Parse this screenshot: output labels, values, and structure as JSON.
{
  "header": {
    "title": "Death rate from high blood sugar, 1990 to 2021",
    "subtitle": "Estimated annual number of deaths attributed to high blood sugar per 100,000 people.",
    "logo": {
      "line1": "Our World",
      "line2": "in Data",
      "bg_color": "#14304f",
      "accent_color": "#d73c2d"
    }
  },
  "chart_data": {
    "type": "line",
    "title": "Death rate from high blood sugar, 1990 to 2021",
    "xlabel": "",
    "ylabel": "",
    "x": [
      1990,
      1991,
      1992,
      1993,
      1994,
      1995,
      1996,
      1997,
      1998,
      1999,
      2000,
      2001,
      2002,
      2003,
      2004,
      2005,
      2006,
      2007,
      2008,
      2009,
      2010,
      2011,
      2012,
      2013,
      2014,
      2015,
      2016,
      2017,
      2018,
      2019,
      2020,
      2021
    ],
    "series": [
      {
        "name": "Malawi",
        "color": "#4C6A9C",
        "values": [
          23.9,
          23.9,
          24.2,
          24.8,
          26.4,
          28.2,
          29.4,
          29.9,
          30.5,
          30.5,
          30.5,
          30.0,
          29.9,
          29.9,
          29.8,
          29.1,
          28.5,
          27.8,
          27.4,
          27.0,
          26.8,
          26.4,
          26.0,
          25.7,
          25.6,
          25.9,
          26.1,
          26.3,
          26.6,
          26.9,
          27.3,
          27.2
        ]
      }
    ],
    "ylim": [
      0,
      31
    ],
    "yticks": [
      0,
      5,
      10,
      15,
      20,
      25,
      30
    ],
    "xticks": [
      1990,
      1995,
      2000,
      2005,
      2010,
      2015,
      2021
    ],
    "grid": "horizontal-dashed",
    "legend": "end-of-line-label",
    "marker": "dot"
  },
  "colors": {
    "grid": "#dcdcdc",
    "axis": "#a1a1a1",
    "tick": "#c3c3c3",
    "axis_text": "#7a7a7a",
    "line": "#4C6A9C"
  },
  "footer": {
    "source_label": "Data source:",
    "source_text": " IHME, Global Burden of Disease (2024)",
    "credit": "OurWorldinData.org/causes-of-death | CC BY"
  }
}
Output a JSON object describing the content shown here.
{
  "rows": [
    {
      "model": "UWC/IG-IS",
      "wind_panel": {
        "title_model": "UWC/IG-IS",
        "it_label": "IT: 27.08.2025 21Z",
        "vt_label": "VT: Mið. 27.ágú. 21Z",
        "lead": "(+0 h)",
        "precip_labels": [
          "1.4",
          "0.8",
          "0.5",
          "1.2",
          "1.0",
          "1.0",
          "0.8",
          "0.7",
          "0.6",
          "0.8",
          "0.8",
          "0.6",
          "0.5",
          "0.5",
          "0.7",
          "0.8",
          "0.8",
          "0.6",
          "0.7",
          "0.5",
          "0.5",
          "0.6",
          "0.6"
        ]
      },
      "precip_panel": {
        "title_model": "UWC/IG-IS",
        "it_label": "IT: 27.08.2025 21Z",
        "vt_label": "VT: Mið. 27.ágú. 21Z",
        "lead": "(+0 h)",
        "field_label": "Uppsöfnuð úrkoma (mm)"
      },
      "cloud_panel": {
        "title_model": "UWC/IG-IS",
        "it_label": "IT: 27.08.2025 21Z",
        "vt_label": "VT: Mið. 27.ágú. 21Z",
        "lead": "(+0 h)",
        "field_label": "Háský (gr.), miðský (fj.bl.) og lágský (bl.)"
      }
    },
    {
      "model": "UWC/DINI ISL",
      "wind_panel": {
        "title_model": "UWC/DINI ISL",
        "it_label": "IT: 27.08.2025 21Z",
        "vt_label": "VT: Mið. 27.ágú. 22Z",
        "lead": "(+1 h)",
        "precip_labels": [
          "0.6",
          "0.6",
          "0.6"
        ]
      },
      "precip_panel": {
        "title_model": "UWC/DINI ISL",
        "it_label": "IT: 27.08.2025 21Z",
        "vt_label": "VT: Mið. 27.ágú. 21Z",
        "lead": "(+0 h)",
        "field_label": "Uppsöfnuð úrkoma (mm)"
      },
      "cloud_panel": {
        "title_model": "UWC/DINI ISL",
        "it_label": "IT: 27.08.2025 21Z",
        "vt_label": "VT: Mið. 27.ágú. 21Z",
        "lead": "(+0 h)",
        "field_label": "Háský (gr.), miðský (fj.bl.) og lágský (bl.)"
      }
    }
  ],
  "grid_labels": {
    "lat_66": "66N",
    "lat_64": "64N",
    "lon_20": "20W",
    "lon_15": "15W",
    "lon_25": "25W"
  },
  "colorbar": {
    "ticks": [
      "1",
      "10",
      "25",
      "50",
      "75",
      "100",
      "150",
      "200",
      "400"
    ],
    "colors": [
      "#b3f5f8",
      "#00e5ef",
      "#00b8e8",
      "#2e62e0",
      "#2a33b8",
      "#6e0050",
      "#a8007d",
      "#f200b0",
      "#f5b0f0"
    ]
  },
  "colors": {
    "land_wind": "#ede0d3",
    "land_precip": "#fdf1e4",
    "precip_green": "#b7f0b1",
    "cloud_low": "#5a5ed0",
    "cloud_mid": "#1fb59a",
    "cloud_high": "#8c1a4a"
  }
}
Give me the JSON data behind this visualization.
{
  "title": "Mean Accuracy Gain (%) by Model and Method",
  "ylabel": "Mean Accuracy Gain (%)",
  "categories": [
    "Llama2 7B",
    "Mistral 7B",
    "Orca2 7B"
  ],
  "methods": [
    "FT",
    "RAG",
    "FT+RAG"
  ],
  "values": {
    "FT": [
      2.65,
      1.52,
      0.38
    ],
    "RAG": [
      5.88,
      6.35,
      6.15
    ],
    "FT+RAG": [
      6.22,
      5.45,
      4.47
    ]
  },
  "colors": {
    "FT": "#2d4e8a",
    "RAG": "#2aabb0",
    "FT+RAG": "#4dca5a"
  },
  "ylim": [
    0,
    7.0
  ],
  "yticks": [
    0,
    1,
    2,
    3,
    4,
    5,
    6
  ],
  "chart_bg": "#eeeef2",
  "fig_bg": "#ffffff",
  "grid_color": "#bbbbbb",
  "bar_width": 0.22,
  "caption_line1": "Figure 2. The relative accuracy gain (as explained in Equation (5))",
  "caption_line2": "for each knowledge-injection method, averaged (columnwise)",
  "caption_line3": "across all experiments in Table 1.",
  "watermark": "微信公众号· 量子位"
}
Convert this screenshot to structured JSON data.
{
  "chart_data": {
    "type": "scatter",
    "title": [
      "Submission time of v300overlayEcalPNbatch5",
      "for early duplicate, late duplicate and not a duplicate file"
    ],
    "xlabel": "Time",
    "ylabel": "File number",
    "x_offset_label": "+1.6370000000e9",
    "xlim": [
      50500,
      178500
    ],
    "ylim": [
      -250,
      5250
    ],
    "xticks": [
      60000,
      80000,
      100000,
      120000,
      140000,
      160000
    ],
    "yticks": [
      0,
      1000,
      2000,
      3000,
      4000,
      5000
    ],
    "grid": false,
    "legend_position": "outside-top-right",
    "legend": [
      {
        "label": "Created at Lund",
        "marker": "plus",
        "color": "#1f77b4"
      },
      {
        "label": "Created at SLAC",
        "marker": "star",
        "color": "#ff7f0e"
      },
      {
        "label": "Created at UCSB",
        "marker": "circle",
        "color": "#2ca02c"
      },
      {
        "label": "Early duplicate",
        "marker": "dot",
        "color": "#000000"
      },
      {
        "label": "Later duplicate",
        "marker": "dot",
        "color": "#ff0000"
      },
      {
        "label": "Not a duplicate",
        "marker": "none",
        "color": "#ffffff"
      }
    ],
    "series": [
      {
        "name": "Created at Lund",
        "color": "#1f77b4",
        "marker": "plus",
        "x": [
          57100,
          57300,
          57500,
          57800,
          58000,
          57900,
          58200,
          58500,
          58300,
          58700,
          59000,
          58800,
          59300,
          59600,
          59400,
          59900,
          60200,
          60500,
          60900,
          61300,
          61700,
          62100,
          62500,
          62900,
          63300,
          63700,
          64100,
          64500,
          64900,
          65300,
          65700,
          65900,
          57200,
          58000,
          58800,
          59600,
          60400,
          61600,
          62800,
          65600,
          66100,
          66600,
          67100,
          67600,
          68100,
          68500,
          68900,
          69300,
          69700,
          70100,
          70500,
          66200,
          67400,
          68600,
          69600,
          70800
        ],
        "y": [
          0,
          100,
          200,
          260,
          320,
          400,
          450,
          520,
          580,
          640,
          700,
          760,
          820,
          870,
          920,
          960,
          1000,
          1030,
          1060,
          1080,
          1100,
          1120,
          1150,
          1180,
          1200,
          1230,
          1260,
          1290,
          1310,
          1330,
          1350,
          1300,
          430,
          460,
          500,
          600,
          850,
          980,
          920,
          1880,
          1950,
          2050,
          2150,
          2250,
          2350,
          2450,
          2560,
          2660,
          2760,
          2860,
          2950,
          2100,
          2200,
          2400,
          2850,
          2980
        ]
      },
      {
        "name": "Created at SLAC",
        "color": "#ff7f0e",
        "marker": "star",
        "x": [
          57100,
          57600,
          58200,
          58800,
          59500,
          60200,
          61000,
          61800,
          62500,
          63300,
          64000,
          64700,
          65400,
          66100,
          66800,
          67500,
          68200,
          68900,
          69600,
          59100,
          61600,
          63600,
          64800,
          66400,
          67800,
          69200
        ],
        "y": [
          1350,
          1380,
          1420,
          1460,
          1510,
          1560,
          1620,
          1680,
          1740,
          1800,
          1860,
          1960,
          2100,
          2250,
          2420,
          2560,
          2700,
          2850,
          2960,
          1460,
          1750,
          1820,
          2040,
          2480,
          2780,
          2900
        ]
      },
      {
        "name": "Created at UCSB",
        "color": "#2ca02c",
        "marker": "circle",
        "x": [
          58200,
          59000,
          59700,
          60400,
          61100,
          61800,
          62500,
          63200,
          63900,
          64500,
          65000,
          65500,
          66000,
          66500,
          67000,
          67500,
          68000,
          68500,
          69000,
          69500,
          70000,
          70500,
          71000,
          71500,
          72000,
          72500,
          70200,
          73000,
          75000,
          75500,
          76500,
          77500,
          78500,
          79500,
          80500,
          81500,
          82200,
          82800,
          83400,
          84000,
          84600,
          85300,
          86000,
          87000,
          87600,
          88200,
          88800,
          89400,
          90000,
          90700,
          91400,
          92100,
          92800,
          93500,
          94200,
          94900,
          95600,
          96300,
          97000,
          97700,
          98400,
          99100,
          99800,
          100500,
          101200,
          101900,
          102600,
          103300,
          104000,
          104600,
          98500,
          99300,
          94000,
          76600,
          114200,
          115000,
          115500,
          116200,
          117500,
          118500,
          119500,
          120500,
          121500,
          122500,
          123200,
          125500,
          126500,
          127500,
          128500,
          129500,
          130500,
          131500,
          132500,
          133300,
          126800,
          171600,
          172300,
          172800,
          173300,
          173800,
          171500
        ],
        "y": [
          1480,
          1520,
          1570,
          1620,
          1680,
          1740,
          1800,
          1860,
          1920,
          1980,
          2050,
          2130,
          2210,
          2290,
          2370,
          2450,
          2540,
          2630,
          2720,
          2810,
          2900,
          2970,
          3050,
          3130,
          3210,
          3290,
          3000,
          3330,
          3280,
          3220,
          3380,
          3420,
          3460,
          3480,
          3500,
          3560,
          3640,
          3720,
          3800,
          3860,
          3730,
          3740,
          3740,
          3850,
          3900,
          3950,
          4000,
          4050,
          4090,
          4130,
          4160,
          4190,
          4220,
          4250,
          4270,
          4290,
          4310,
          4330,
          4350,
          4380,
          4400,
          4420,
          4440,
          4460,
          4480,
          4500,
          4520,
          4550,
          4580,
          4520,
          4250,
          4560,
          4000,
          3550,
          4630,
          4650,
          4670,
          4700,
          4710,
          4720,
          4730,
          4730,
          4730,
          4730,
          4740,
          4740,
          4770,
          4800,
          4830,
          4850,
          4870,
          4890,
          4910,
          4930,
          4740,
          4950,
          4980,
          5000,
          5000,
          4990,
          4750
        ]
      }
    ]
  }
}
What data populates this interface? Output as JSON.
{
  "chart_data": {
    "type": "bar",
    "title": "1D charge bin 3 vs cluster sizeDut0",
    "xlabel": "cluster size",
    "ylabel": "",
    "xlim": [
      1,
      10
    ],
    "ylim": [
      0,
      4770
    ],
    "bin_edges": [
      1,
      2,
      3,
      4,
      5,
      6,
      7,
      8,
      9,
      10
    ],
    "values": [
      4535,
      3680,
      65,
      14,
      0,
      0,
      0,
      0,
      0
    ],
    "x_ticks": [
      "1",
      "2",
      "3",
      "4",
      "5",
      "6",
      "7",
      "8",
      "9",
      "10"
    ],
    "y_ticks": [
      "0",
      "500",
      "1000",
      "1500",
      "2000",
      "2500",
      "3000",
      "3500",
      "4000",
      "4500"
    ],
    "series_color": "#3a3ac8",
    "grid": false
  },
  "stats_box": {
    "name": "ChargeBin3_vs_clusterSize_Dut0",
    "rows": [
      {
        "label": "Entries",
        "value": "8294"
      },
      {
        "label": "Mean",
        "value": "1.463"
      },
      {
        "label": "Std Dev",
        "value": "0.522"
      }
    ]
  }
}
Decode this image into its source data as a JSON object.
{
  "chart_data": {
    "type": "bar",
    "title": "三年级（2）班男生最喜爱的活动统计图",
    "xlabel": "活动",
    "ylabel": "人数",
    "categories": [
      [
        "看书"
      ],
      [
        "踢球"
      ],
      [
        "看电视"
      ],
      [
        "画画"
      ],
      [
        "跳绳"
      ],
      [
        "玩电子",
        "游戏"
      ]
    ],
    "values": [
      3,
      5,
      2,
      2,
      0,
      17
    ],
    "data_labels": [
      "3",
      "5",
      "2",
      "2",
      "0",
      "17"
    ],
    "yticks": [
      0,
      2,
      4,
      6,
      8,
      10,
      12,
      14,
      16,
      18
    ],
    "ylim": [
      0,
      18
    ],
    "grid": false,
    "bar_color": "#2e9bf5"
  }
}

**Objective**
Count the lines in which the string "screenshot" appears, then report only that figure.

**Complete output**
2